◆ REQUIRED WORK ◆
From the entries below, list each line with "communication".

◆ MATERIAL PROVIDED ◆
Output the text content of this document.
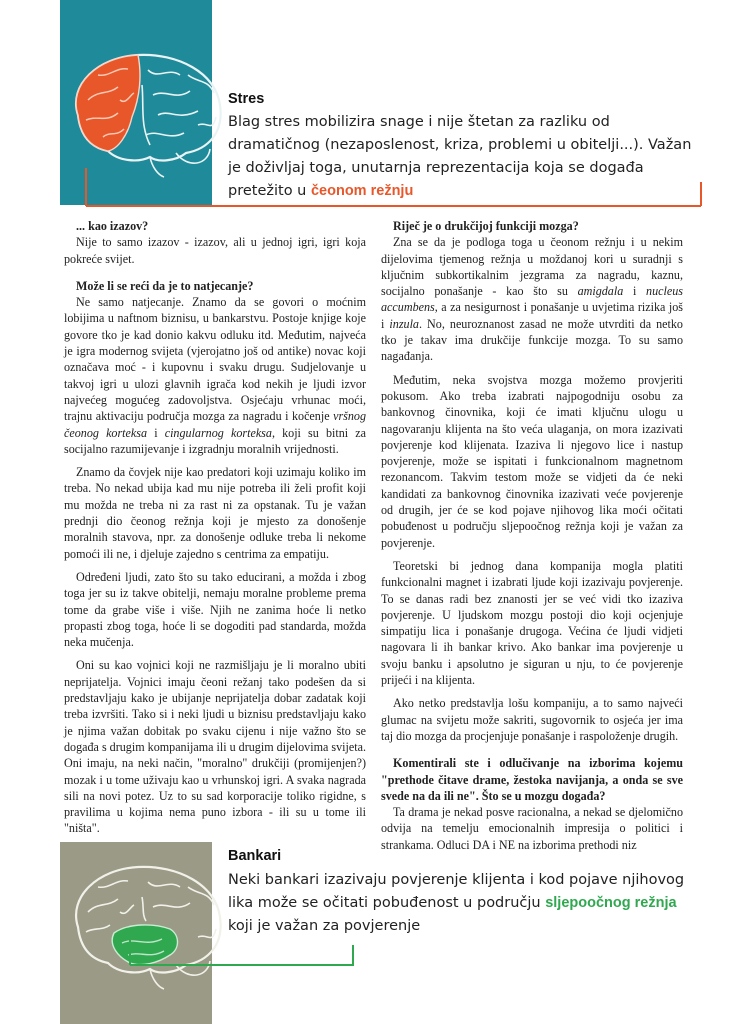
Stres
Blag stres mobilizira snage i nije štetan za razliku od dramatičnog (nezaposlenost, kriza, problemi u obitelji...). Važan je doživljaj toga, unutarnja reprezentacija koja se događa pretežito u čeonom režnju
... kao izazov?

Nije to samo izazov - izazov, ali u jednoj igri, igri koja pokreće svijet.

Može li se reći da je to natjecanje?

Ne samo natjecanje. Znamo da se govori o moćnim lobijima u naftnom biznisu, u bankarstvu. Postoje knjige koje govore tko je kad donio kakvu odluku itd. Međutim, najveća je igra modernog svijeta (vjerojatno još od antike) novac koji označava moć - i kupovnu i svaku drugu. Sudjelovanje u takvoj igri u ulozi glavnih igrača kod nekih je ljudi izvor najvećeg mogućeg zadovoljstva. Osjećaju vrhunac moći, trajnu aktivaciju područja mozga za nagradu i kočenje vršnog čeonog korteksa i cingularnog korteksa, koji su bitni za socijalno razumijevanje i izgradnju moralnih vrijednosti.

Znamo da čovjek nije kao predatori koji uzimaju koliko im treba. No nekad ubija kad mu nije potreba ili želi profit koji mu možda ne treba ni za rast ni za opstanak. Tu je važan prednji dio čeonog režnja koji je mjesto za donošenje moralnih stavova, npr. za donošenje odluke treba li nekome pomoći ili ne, i djeluje zajedno s centrima za empatiju.

Određeni ljudi, zato što su tako educirani, a možda i zbog toga jer su iz takve obitelji, nemaju moralne probleme prema tome da grabe više i više. Njih ne zanima hoće li netko propasti zbog toga, hoće li se dogoditi pad standarda, možda neka mučenja.

Oni su kao vojnici koji ne razmišljaju je li moralno ubiti neprijatelja. Vojnici imaju čeoni režanj tako podešen da si predstavljaju kako je ubijanje neprijatelja dobar zadatak koji treba izvršiti. Tako si i neki ljudi u biznisu predstavljaju kako je njima važan dobitak po svaku cijenu i nije važno što se događa s drugim kompanijama ili u drugim dijelovima svijeta. Oni imaju, na neki način, "moralno" drukčiji (promijenjen?) mozak i u tome uživaju kao u vrhunskoj igri. A svaka nagrada sili na novi potez. Uz to su sad korporacije toliko rigidne, s pravilima u kojima nema puno izbora - ili su u tome ili "ništa".

Riječ je o drukčijoj funkciji mozga?

Zna se da je podloga toga u čeonom režnju i u nekim dijelovima tjemenog režnja u moždanoj kori u suradnji s ključnim subkortikalnim jezgrama za nagradu, kaznu, socijalno ponašanje - kao što su amigdala i nucleus accumbens, a za nesigurnost i ponašanje u uvjetima rizika još i inzula. No, neuroznanost zasad ne može utvrditi da netko tko je takav ima drukčije funkcije mozga. To su samo nagađanja.

Međutim, neka svojstva mozga možemo provjeriti pokusom. Ako treba izabrati najpogodniju osobu za bankovnog činovnika, koji će imati ključnu ulogu u nagovaranju klijenta na što veća ulaganja, on mora izazivati povjerenje kod klijenata. Izaziva li njegovo lice i nastup povjerenje, može se ispitati i funkcionalnom magnetnom rezonancom. Takvim testom može se vidjeti da će neki kandidati za bankovnog činovnika izazivati veće povjerenje od drugih, jer će se kod pojave njihovog lika moći očitati pobuđenost u području sljepoočnog režnja koji je važan za povjerenje.

Teoretski bi jednog dana kompanija mogla platiti funkcionalni magnet i izabrati ljude koji izazivaju povjerenje. To se danas radi bez znanosti jer se već vidi tko izaziva povjerenje. U ljudskom mozgu postoji dio koji ocjenjuje simpatiju lica i ponašanje drugoga. Većina će ljudi vidjeti nagovara li ih bankar krivo. Ako bankar ima povjerenje u svoju banku i apsolutno je siguran u nju, to će povjerenje prijeći i na klijenta.

Ako netko predstavlja lošu kompaniju, a to samo najveći glumac na svijetu može sakriti, sugovornik to osjeća jer ima taj dio mozga da procjenjuje ponašanje i raspoloženje drugih.

Komentirali ste i odlučivanje na izborima kojemu "prethode čitave drame, žestoka navijanja, a onda se sve svede na da ili ne". Što se u mozgu događa?

Ta drama je nekad posve racionalna, a nekad se djelomično odvija na temelju emocionalnih impresija o politici i strankama. Odluci DA i NE na izborima prethodi niz

Bankari
Neki bankari izazivaju povjerenje klijenta i kod pojave njihovog lika može se očitati pobuđenost u području sljepoočnog režnja koji je važan za povjerenje
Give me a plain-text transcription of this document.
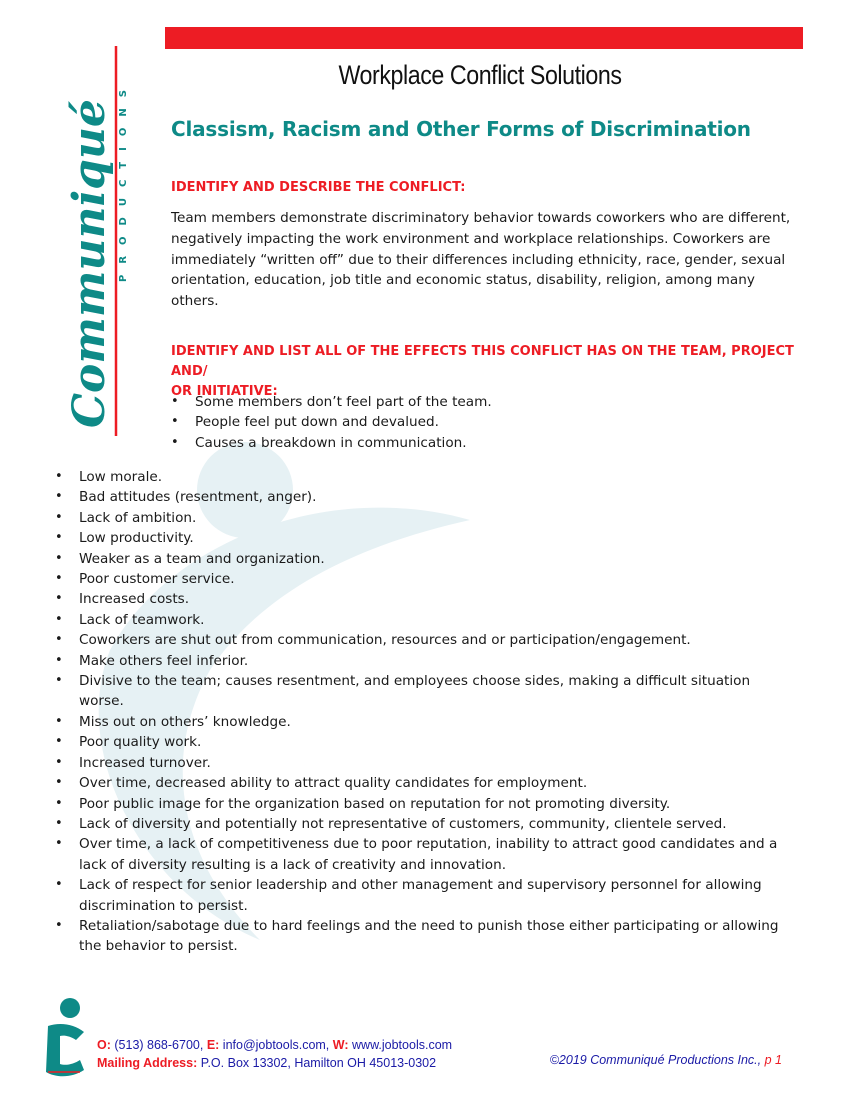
Communiqué PRODUCTIONS
Workplace Conflict Solutions
Classism, Racism and Other Forms of Discrimination
IDENTIFY AND DESCRIBE THE CONFLICT:
Team members demonstrate discriminatory behavior towards coworkers who are different, negatively impacting the work environment and workplace relationships. Coworkers are immediately “written off” due to their differences including ethnicity, race, gender, sexual orientation, education, job title and economic status, disability, religion, among many others.
IDENTIFY AND LIST ALL OF THE EFFECTS THIS CONFLICT HAS ON THE TEAM, PROJECT AND/
OR INITIATIVE:
• Some members don’t feel part of the team.
• People feel put down and devalued.
• Causes a breakdown in communication.
• Low morale.
• Bad attitudes (resentment, anger).
• Lack of ambition.
• Low productivity.
• Weaker as a team and organization.
• Poor customer service.
• Increased costs.
• Lack of teamwork.
• Coworkers are shut out from communication, resources and or participation/engagement.
• Make others feel inferior.
• Divisive to the team; causes resentment, and employees choose sides, making a difficult situation worse.
• Miss out on others’ knowledge.
• Poor quality work.
• Increased turnover.
• Over time, decreased ability to attract quality candidates for employment.
• Poor public image for the organization based on reputation for not promoting diversity.
• Lack of diversity and potentially not representative of customers, community, clientele served.
• Over time, a lack of competitiveness due to poor reputation, inability to attract good candidates and a lack of diversity resulting is a lack of creativity and innovation.
• Lack of respect for senior leadership and other management and supervisory personnel for allowing discrimination to persist.
• Retaliation/sabotage due to hard feelings and the need to punish those either participating or allowing the behavior to persist.
O: (513) 868-6700, E: info@jobtools.com, W: www.jobtools.com
Mailing Address: P.O. Box 13302, Hamilton OH 45013-0302	©2019 Communiqué Productions Inc., p 1
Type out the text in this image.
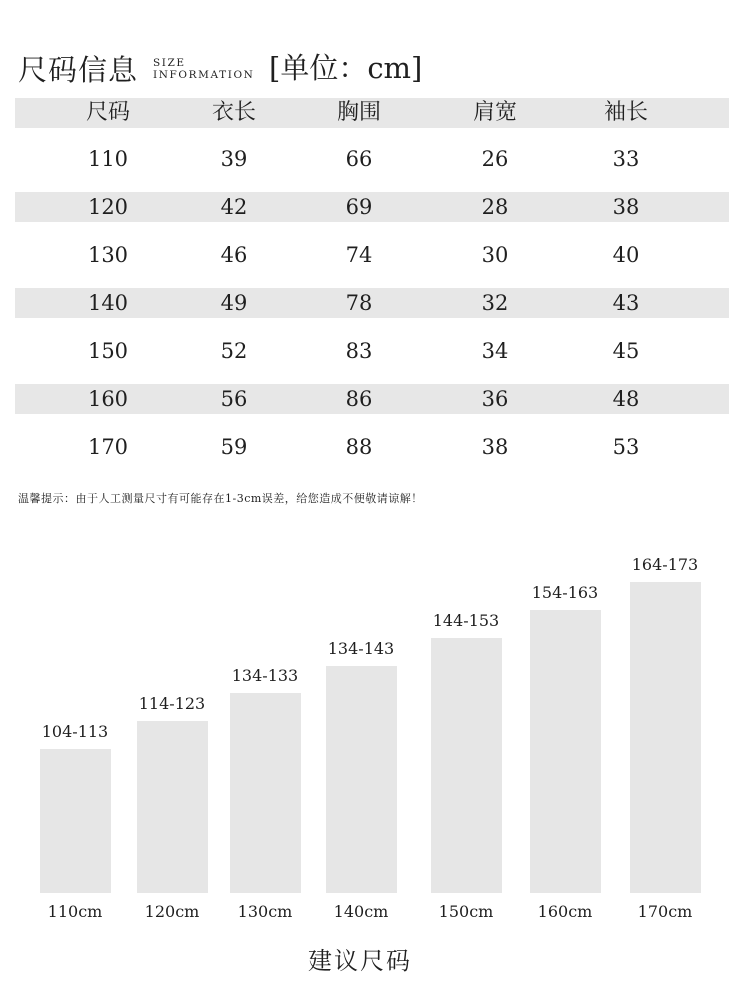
尺码信息 SIZE
INFORMATION [单位：cm]
尺码	衣长	胸围	肩宽	袖长
110	39	66	26	33
120	42	69	28	38
130	46	74	30	40
140	49	78	32	43
150	52	83	34	45
160	56	86	36	48
170	59	88	38	53
温馨提示：由于人工测量尺寸有可能存在1-3cm误差，给您造成不便敬请谅解！
104-113
110cm
114-123
120cm
134-133
130cm
134-143
140cm
144-153
150cm
154-163
160cm
164-173
170cm
建议尺码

◆ SOLUTION FOR THIS PROBLEM ◆
• Causes a breakdown in communication.
• Coworkers are shut out from communication, resources and or participation/engagement.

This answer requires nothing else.